== To be done ==
Copy every line of the entries that includes the word "glyph".

(begin)

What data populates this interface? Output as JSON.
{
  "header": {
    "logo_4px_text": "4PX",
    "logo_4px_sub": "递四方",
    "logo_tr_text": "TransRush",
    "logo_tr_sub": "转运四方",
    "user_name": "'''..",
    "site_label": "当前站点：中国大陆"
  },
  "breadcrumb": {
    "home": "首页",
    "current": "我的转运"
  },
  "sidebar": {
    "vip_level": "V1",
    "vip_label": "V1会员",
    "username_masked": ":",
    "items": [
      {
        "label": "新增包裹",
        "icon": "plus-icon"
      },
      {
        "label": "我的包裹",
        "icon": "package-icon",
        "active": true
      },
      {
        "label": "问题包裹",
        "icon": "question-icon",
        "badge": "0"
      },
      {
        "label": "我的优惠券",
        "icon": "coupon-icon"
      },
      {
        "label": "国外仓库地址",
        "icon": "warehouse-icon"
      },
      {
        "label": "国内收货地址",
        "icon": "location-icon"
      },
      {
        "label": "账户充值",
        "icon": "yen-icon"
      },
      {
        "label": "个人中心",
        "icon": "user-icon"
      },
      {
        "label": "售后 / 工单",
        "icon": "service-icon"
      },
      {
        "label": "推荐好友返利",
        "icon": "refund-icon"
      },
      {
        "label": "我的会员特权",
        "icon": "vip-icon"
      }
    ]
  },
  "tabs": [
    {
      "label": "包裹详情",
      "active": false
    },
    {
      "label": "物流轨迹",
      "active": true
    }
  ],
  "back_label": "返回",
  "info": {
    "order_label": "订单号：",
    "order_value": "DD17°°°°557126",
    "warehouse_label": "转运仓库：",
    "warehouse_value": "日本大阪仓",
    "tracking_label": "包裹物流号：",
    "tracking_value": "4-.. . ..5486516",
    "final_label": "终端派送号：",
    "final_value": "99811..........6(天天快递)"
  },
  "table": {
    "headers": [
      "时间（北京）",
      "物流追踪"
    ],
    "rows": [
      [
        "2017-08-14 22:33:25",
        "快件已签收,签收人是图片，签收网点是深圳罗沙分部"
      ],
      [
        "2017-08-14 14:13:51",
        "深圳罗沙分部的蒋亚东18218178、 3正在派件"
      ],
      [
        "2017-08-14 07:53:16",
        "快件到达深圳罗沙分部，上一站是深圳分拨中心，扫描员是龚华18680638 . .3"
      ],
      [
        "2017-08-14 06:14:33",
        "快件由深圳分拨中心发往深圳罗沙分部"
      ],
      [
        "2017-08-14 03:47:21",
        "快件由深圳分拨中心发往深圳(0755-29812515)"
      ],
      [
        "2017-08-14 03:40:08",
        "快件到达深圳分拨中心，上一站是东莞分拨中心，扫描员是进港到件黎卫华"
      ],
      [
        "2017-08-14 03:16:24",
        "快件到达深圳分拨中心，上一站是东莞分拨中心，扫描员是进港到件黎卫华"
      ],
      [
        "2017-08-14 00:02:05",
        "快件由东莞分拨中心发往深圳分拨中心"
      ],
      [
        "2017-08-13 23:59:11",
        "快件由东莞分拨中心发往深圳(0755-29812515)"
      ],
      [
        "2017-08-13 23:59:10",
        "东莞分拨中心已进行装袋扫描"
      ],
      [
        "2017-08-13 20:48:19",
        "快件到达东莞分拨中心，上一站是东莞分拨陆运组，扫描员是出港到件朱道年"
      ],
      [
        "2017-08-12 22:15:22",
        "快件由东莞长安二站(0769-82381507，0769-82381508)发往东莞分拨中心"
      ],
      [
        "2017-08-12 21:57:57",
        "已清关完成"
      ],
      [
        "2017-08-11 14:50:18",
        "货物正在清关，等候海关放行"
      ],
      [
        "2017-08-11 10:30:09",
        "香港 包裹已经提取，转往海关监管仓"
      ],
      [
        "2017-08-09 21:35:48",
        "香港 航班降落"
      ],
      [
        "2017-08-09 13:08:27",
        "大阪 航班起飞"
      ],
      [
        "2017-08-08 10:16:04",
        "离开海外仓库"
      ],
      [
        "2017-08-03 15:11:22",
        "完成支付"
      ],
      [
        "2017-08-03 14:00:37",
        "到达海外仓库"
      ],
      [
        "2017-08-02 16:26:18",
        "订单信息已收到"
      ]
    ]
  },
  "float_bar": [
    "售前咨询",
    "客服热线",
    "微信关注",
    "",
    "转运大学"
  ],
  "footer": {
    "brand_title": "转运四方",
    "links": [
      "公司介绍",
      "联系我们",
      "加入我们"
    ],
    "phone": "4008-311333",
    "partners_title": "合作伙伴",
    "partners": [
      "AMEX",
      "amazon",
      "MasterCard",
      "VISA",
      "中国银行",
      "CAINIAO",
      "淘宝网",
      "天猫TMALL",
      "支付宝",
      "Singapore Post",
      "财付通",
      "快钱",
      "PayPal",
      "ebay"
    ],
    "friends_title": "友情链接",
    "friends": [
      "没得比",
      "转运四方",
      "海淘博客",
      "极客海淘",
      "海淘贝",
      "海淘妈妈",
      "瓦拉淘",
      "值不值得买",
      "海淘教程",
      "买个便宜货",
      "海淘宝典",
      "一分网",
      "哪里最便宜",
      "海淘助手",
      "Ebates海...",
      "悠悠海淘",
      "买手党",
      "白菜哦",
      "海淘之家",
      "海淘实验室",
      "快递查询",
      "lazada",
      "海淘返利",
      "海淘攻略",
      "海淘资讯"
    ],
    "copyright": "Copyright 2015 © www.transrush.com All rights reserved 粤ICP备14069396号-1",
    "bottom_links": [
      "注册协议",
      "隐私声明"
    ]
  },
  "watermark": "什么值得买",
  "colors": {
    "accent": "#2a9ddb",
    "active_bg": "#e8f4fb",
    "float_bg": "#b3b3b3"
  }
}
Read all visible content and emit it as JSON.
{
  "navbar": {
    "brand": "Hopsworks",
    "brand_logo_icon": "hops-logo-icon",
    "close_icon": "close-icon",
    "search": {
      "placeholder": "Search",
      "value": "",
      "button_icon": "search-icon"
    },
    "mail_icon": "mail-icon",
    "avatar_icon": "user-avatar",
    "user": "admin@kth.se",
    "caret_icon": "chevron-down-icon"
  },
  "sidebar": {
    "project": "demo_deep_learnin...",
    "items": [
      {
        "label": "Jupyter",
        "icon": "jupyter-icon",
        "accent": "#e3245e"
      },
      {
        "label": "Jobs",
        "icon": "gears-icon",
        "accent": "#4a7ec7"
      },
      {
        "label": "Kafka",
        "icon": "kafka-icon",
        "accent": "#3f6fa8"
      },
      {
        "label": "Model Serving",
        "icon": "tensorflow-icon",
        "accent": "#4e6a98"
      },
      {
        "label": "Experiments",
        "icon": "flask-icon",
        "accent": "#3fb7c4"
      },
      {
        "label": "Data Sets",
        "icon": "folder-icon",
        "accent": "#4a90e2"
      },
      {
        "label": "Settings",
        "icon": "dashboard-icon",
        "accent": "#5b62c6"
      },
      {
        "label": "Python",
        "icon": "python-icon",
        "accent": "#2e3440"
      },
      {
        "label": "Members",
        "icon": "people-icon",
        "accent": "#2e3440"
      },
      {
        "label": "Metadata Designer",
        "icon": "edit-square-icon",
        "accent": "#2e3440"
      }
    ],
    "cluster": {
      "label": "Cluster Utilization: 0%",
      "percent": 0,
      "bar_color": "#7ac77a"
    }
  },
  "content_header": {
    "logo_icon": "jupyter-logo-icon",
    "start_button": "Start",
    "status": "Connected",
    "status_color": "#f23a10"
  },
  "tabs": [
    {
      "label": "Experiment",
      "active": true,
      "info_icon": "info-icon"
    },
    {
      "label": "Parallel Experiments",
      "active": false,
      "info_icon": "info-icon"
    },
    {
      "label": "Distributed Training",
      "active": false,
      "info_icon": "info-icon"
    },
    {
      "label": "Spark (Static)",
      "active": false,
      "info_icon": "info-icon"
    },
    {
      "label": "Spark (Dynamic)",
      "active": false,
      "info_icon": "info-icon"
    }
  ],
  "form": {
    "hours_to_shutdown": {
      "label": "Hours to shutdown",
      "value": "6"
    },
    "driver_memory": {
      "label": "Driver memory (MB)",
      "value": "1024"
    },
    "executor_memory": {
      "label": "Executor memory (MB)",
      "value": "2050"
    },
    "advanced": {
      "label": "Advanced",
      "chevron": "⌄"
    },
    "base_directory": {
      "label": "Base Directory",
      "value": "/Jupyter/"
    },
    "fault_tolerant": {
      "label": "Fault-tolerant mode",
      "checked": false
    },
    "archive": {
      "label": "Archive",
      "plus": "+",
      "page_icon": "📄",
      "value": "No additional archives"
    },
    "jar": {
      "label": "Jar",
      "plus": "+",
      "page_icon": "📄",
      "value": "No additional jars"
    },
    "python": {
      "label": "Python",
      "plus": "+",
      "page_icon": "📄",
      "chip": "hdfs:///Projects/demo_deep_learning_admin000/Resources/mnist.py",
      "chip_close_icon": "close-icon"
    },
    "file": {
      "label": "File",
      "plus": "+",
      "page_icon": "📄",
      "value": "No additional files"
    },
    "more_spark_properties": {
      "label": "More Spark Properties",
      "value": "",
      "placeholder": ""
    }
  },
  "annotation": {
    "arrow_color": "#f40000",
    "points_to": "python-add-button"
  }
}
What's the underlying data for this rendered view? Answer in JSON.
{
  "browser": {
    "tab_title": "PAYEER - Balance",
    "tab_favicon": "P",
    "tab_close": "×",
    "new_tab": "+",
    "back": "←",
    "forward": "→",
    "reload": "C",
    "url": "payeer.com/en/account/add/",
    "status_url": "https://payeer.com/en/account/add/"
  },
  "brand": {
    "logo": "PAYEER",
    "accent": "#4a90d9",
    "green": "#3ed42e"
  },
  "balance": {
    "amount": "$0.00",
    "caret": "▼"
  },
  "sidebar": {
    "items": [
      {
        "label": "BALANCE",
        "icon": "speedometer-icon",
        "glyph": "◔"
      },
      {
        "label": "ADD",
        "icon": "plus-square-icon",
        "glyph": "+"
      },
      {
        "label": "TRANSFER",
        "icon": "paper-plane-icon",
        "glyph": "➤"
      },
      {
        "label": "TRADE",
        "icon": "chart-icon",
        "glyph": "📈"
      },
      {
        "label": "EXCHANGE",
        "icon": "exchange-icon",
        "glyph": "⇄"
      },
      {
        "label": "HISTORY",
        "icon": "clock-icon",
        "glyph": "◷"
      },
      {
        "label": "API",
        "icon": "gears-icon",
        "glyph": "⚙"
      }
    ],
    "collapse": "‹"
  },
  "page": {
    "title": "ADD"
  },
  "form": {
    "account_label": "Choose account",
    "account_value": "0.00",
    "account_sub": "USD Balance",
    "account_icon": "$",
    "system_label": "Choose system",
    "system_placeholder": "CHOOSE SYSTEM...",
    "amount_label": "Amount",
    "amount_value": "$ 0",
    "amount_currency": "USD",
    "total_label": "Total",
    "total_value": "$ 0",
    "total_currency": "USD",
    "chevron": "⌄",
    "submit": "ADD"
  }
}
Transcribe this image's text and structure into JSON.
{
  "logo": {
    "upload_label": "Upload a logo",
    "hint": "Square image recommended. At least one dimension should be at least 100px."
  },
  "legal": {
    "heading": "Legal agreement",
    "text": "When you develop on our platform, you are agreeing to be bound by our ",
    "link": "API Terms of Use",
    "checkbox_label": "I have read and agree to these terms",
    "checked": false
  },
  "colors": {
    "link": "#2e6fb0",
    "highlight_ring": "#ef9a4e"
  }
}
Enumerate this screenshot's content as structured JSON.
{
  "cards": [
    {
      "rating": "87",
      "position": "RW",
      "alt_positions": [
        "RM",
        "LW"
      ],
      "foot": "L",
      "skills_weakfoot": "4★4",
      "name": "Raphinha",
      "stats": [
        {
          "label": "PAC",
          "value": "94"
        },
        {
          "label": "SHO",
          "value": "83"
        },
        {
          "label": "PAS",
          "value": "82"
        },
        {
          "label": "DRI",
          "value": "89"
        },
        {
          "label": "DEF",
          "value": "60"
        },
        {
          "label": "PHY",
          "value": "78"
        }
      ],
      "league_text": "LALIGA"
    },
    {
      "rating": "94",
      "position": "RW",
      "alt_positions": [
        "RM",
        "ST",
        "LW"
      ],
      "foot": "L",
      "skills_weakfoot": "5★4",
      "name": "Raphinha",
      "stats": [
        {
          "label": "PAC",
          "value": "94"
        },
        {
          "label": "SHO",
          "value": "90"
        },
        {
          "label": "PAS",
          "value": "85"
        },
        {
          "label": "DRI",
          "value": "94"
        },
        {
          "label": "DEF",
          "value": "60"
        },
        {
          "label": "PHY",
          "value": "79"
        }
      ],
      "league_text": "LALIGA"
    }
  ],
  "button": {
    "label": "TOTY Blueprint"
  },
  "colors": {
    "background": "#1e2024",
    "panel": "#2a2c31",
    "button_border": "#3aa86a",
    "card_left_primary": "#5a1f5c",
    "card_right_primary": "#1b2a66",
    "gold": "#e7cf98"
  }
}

(end)

== Answer in full ==
        "glyph": "◔"
        "glyph": "+"
        "glyph": "➤"
        "glyph": "📈"
        "glyph": "⇄"
        "glyph": "◷"
        "glyph": "⚙"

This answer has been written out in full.